» **Given passage**
· · ·
# Help bidding first commercial account



## cgrizzle3929 (Oct 13, 2016)

Hi everyone. I recently had a opportunity to place a bid on a high rise senior center and condos in the same area. I had a chance to know the low bid of the other company's and its 3.9 Acres of asphalt. They have specific push locations. We do not have to do sidewalks. The lowest quote which is the company that has been doing it is $600 from 1 to 4 inches and over 4 is $1100. Also 450 for salting each time. I'm not sure what trigger they want. What should I bid and what kind of trigger should I say?


----------



## ktfbgb (Jan 31, 2016)

Welcome aboard. We are going to need to know a lot more info before anyone would know if those are good numbers or not. First and most importantly what is your location? Second do you have the proper equipment for a lot this size? If you only have one plow truck and this is your first commercial account then it's gonna take you 4 hours or more until you get a handle on it. I would put more equipment on it. How much plowing experience do you have? If they have certain places they want the snow stacked a straight blade probably won't cut it. You have to know the trigger before anyone can help and so do you. You don't tell the customer what the trigger is under most circumstances they tell you their needs and you start there. There is usually a big difference in price between a 2" and 4" trigger. Especially if you have to carry and stack snow. I would doubt a senior center would have a 4 inch trigger more like 1 or 2 probably. Get us some more info and you will get some stellar advice.


----------



## cgrizzle3929 (Oct 13, 2016)

I have 3 trucks 2 7.5 ft and a Snowdon that expands to 10 ft. I'm in mid Michigan. I can put snow in the corners of the individual lots. I do not know the trigger I just know how the company who does it bidded. I'm thinking about 2 yards of salt for the 4 Acres. Is this about right. Any and all advice would be appreciated. I have 0 experience but can't let everyone know. I have friends working for me that do have experience just none bidding jobs. I will buy equipment as needed also.


----------



## Randall Ave (Oct 29, 2014)

What are the trucks that you have? For commercial, get rid of the 7 1/2s. Need bigger. Also go to your insurance co and tell them what your looking to do. Post a pic of the site.


----------



## cgrizzle3929 (Oct 13, 2016)

Randall Ave said:


> What are the trucks that you have? For commercial, get rid of the 7 1/2s. Need bigger. Also go to your insurance co and tell them what your looking to do. Post a pic of the site.


94 Chevy 2500, 03 Chevy 2500 and 2000 gmc Denali. I know they aren't the most ideal vehicles but I know I can handle it with them. If it's a 2 inch trigger but the rate is up to 4 inches x amount and over 4 inches x amount... How does that work? Thanks for not making fun of me, everyone has to start somewhere


----------
· · ·
» **Material provided**
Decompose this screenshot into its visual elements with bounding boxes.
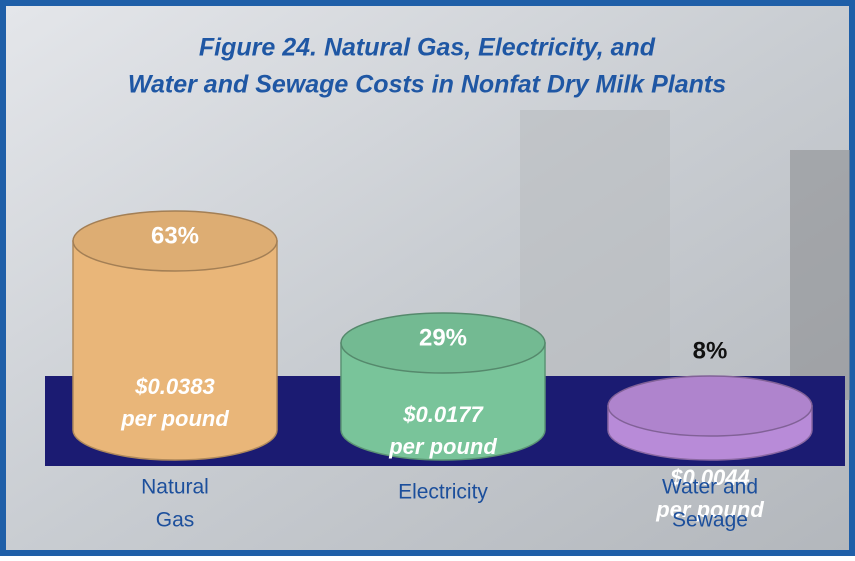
cylinder-body (340, 342, 546, 461)
x-tick-label: Gas (156, 509, 195, 532)
cylinder-top (340, 312, 546, 374)
cylinder-top (607, 375, 813, 437)
chart-title: Water and Sewage Costs in Nonfat Dry Mil… (128, 71, 726, 99)
background-pipe (790, 150, 850, 400)
cost-unit: per pound (388, 434, 497, 459)
x-tick-label: Natural (141, 476, 209, 499)
cost-label: $0.0383 (134, 374, 215, 399)
cost-label: $0.0177 (402, 402, 484, 427)
value-label: 63% (151, 222, 199, 249)
cost-unit: per pound (655, 497, 764, 522)
value-label: 29% (419, 324, 467, 351)
cost-unit: per pound (120, 406, 229, 431)
x-tick-label: Sewage (672, 509, 748, 532)
chart-title: Figure 24. Natural Gas, Electricity, and (199, 34, 656, 62)
cost-label: $0.0044 (669, 465, 750, 490)
cylinder-top (72, 210, 278, 272)
cylinder-body (72, 240, 278, 461)
value-label: 8% (693, 337, 728, 364)
x-tick-label: Water and (662, 476, 758, 499)
x-tick-label: Electricity (398, 481, 488, 504)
· · ·
» **Problems and tasks**
1. Retype the part of the plowing bid thread starting with "# Help bidding" and going on through "(Jan 31, 2016)", matching its wording, spelling and punctuation.
2. Echo every line of the entries word for word, omitting the picture.
The plowing bid thread and the entries are separate, unrelated material.

» **Solutions by task**
1.
# Help bidding first commercial account



## cgrizzle3929 (Oct 13, 2016)

Hi everyone. I recently had a opportunity to place a bid on a high rise senior center and condos in the same area. I had a chance to know the low bid of the other company's and its 3.9 Acres of asphalt. They have specific push locations. We do not have to do sidewalks. The lowest quote which is the company that has been doing it is $600 from 1 to 4 inches and over 4 is $1100. Also 450 for salting each time. I'm not sure what trigger they want. What should I bid and what kind of trigger should I say?


----------



## ktfbgb (Jan 31, 2016)

2.
Decompose this screenshot into its visual elements with bounding boxes.
cylinder-body (340, 342, 546, 461)
x-tick-label: Gas (156, 509, 195, 532)
cylinder-top (340, 312, 546, 374)
cylinder-top (607, 375, 813, 437)
chart-title: Water and Sewage Costs in Nonfat Dry Mil… (128, 71, 726, 99)
background-pipe (790, 150, 850, 400)
cost-unit: per pound (388, 434, 497, 459)
x-tick-label: Natural (141, 476, 209, 499)
cost-label: $0.0383 (134, 374, 215, 399)
cost-label: $0.0177 (402, 402, 484, 427)
value-label: 63% (151, 222, 199, 249)
cost-unit: per pound (655, 497, 764, 522)
value-label: 29% (419, 324, 467, 351)
cost-unit: per pound (120, 406, 229, 431)
x-tick-label: Sewage (672, 509, 748, 532)
chart-title: Figure 24. Natural Gas, Electricity, and (199, 34, 656, 62)
cost-label: $0.0044 (669, 465, 750, 490)
cylinder-top (72, 210, 278, 272)
cylinder-body (72, 240, 278, 461)
value-label: 8% (693, 337, 728, 364)
x-tick-label: Water and (662, 476, 758, 499)
x-tick-label: Electricity (398, 481, 488, 504)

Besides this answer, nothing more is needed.